## Record excerpts
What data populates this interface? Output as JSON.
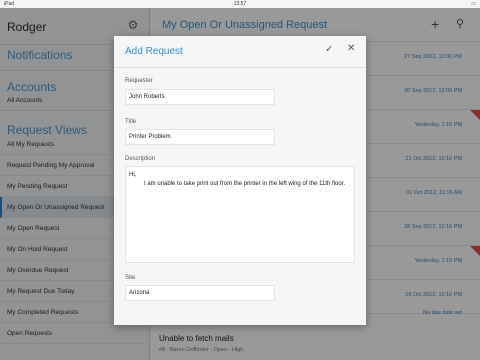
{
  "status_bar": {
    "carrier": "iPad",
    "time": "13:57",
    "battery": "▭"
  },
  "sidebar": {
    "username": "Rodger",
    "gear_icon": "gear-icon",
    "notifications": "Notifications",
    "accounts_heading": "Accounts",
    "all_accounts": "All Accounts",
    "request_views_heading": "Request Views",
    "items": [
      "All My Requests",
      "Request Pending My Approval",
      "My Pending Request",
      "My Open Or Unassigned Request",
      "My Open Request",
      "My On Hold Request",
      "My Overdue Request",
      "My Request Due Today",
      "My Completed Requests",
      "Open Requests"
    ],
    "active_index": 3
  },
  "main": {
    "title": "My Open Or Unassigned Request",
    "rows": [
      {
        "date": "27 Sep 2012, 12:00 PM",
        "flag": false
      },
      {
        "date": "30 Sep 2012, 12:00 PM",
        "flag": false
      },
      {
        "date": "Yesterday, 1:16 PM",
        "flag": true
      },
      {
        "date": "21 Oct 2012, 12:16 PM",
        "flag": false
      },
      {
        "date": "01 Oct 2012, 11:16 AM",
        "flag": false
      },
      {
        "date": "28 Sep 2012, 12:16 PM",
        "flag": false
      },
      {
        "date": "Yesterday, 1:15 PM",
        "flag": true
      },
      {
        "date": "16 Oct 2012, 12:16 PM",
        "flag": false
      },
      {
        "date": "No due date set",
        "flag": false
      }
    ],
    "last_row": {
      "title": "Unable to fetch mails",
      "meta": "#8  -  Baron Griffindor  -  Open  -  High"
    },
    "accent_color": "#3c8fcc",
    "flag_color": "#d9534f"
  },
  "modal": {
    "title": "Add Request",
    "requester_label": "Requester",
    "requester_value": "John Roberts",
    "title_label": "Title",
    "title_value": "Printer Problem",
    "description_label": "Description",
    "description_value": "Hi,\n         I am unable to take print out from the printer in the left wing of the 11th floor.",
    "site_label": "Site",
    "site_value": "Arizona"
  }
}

---

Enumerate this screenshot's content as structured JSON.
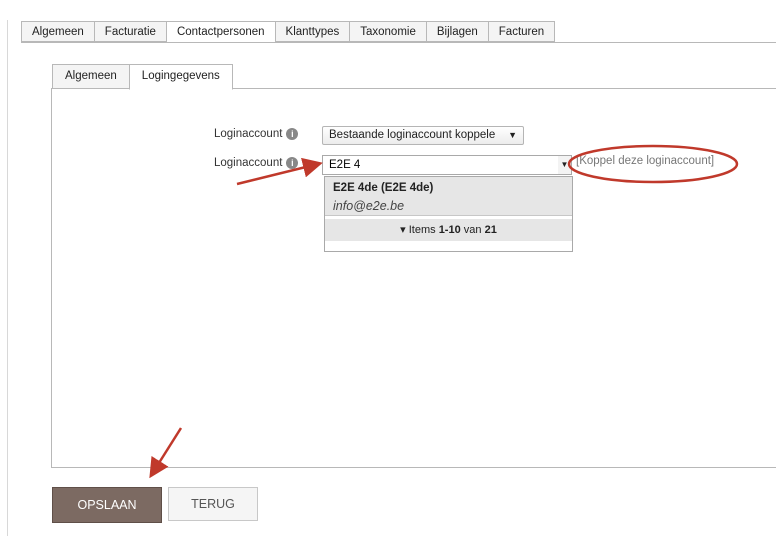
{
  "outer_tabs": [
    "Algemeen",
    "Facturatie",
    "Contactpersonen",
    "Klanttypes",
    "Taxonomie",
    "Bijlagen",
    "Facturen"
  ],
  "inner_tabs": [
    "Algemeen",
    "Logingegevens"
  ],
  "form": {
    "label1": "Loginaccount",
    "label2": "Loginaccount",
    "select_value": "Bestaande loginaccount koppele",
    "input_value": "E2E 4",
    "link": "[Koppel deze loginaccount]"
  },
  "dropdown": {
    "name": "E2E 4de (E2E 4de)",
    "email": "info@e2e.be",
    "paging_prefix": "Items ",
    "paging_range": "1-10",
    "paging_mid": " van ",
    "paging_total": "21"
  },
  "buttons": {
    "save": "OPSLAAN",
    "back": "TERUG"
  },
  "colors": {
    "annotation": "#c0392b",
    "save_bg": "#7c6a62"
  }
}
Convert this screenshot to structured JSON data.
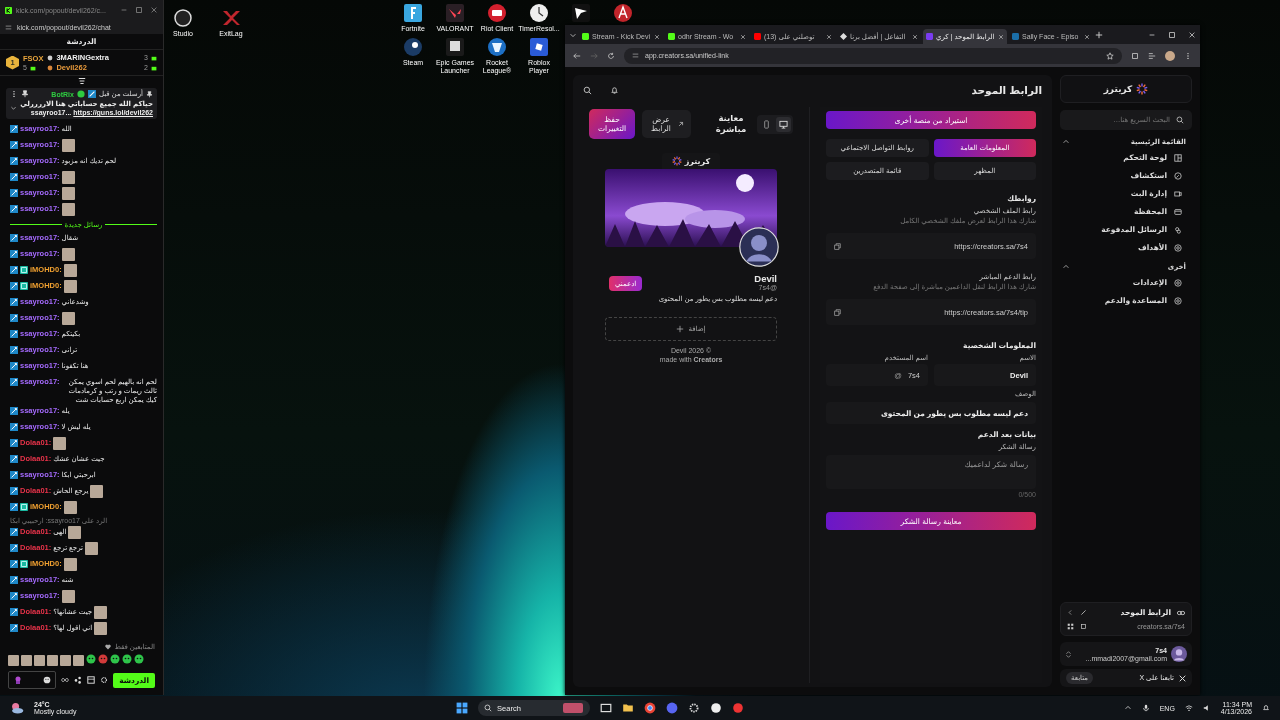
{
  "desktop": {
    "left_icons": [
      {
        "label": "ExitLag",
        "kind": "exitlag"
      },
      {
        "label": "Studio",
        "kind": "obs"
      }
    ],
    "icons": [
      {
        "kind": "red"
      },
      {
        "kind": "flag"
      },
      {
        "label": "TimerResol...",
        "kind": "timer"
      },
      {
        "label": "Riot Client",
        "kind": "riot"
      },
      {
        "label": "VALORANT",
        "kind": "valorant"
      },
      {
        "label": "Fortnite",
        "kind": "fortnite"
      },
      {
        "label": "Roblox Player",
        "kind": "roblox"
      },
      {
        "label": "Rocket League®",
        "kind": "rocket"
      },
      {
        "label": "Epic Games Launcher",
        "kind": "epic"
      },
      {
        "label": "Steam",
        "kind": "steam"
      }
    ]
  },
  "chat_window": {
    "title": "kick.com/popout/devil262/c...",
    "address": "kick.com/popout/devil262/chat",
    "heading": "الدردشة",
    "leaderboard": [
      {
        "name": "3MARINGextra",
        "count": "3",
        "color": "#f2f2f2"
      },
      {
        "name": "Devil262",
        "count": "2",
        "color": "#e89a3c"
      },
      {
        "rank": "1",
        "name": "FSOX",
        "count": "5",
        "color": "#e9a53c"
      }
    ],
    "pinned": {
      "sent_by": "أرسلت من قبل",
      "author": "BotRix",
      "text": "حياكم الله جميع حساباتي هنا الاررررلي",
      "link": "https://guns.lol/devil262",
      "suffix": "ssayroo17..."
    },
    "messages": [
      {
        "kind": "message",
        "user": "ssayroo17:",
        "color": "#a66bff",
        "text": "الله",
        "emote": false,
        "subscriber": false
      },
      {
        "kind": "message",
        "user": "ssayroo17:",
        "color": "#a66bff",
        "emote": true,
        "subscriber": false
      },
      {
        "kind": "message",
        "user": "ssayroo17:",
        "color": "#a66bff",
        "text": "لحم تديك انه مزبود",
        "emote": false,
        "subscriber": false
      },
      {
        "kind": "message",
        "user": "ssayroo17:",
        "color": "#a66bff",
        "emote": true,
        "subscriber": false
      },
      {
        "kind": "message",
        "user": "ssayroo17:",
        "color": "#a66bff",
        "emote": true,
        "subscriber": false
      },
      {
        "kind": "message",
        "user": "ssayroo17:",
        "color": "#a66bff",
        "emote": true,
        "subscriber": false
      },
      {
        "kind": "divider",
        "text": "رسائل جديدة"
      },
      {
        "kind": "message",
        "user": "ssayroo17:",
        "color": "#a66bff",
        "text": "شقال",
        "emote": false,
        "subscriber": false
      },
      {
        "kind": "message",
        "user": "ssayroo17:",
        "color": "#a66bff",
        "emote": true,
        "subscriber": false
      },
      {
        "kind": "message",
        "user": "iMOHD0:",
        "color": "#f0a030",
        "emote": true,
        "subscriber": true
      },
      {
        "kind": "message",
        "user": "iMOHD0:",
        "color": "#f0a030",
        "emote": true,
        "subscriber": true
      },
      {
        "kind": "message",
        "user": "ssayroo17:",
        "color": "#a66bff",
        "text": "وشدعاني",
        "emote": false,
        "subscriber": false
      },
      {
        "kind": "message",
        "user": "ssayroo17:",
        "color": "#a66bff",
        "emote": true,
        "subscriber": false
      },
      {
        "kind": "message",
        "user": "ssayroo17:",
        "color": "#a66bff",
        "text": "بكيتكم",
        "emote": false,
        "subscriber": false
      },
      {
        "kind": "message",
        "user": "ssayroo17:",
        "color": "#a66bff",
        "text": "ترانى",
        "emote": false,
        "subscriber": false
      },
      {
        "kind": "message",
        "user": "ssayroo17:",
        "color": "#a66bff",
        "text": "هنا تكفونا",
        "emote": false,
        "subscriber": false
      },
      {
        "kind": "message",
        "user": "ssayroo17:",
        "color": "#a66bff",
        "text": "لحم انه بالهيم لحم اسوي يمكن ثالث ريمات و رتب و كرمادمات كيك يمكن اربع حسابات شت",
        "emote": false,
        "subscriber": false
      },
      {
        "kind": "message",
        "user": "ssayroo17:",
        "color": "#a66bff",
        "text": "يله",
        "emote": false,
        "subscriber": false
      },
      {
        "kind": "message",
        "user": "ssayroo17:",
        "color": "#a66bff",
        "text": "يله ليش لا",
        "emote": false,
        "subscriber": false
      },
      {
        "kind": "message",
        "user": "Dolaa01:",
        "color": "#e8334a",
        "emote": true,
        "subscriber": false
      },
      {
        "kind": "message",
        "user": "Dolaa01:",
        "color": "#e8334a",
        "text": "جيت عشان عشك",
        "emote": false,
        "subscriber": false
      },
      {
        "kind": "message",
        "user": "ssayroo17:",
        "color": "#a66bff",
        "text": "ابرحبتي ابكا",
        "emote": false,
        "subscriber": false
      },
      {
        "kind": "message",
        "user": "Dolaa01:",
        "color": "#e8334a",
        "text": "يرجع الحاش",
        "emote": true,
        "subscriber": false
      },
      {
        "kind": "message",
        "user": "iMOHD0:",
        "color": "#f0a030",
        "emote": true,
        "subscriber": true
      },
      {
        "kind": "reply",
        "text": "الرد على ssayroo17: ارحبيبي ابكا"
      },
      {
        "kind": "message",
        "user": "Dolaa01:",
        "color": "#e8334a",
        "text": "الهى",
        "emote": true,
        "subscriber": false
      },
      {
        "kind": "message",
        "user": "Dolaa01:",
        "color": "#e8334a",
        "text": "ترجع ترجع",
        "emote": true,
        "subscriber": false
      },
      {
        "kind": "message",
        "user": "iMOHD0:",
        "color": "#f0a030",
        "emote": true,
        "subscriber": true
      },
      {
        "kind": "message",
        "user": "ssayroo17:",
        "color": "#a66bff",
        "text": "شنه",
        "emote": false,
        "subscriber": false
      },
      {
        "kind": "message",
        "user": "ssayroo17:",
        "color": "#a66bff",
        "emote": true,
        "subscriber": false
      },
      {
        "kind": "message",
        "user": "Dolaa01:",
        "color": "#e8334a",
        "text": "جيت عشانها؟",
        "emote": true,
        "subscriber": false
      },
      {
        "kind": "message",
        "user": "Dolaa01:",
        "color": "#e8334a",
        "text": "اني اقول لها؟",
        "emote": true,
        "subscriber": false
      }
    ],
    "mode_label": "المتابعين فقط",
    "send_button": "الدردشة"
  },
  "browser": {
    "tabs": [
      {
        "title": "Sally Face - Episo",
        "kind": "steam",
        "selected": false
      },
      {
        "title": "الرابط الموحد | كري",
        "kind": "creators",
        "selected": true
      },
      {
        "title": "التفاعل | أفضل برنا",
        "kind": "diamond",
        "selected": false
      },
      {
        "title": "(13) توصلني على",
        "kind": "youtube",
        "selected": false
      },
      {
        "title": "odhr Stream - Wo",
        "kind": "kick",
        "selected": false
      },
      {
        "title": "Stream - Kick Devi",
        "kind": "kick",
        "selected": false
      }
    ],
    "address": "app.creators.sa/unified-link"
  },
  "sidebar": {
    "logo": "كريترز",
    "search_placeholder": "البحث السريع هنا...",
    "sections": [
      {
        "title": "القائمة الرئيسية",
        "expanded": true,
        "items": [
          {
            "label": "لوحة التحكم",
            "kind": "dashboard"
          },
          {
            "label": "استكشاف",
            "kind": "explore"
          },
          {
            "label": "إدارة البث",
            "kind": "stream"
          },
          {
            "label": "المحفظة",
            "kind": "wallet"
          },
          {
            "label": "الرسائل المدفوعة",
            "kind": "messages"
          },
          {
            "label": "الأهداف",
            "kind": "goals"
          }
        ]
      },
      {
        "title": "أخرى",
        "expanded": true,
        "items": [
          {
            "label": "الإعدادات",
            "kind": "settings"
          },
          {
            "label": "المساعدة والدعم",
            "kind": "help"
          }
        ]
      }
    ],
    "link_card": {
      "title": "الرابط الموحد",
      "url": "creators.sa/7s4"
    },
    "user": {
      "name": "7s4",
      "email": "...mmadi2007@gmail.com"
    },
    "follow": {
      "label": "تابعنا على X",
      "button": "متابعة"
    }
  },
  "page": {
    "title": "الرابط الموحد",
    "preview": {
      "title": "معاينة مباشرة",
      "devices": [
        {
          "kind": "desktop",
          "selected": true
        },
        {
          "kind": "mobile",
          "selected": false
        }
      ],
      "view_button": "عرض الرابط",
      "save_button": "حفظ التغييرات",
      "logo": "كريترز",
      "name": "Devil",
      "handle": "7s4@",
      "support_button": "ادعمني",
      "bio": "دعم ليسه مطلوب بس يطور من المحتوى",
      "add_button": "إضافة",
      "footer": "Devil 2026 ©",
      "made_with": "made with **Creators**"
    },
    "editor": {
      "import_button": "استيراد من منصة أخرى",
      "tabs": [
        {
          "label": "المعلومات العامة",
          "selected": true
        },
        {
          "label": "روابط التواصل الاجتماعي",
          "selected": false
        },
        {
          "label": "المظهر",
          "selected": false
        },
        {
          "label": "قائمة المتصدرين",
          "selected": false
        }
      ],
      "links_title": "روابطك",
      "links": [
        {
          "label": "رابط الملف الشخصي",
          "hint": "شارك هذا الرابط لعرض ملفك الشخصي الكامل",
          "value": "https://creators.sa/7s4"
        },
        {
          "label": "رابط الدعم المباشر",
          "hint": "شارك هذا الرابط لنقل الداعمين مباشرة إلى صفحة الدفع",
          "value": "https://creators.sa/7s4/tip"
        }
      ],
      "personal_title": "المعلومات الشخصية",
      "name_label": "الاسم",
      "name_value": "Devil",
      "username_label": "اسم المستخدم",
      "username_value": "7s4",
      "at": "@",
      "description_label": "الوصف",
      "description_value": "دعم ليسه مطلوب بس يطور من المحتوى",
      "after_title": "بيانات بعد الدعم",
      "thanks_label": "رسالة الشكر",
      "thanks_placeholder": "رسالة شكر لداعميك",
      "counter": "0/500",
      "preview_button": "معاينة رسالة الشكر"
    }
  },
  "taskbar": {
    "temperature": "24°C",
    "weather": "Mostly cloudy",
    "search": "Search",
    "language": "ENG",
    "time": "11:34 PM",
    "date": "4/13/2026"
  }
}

## Goal
Of all the lines in the material above, how many contain the word "الله"? Give only the count.

## Result of the task
2